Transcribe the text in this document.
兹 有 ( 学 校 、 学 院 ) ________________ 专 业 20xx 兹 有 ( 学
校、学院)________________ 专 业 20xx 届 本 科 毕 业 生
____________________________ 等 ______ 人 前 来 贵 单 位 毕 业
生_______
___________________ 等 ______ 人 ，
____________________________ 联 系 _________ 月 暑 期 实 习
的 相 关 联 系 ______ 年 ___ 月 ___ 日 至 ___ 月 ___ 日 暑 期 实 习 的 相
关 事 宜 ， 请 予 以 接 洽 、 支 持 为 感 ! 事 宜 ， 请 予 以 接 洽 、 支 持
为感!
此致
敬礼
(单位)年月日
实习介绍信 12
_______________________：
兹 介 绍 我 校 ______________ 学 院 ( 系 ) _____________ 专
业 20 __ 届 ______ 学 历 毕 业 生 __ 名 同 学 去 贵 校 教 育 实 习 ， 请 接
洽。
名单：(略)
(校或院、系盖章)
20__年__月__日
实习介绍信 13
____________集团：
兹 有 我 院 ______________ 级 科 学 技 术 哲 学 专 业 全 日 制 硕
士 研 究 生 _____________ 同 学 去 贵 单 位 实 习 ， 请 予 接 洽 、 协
○ ○ ○
Restate the listing above word for word.

Transcribe the text in this document.
兹 有 ( 学 校 、 学 院 ) ________________ 专 业 20xx 兹 有 ( 学
校、学院)________________ 专 业 20xx 届 本 科 毕 业 生
____________________________ 等 ______ 人 前 来 贵 单 位 毕 业
生_______
___________________ 等 ______ 人 ，
____________________________ 联 系 _________ 月 暑 期 实 习
的 相 关 联 系 ______ 年 ___ 月 ___ 日 至 ___ 月 ___ 日 暑 期 实 习 的 相
关 事 宜 ， 请 予 以 接 洽 、 支 持 为 感 ! 事 宜 ， 请 予 以 接 洽 、 支 持
为感!
此致
敬礼
(单位)年月日
实习介绍信 12
_______________________：
兹 介 绍 我 校 ______________ 学 院 ( 系 ) _____________ 专
业 20 __ 届 ______ 学 历 毕 业 生 __ 名 同 学 去 贵 校 教 育 实 习 ， 请 接
洽。
名单：(略)
(校或院、系盖章)
20__年__月__日
实习介绍信 13
____________集团：
兹 有 我 院 ______________ 级 科 学 技 术 哲 学 专 业 全 日 制 硕
士 研 究 生 _____________ 同 学 去 贵 单 位 实 习 ， 请 予 接 洽 、 协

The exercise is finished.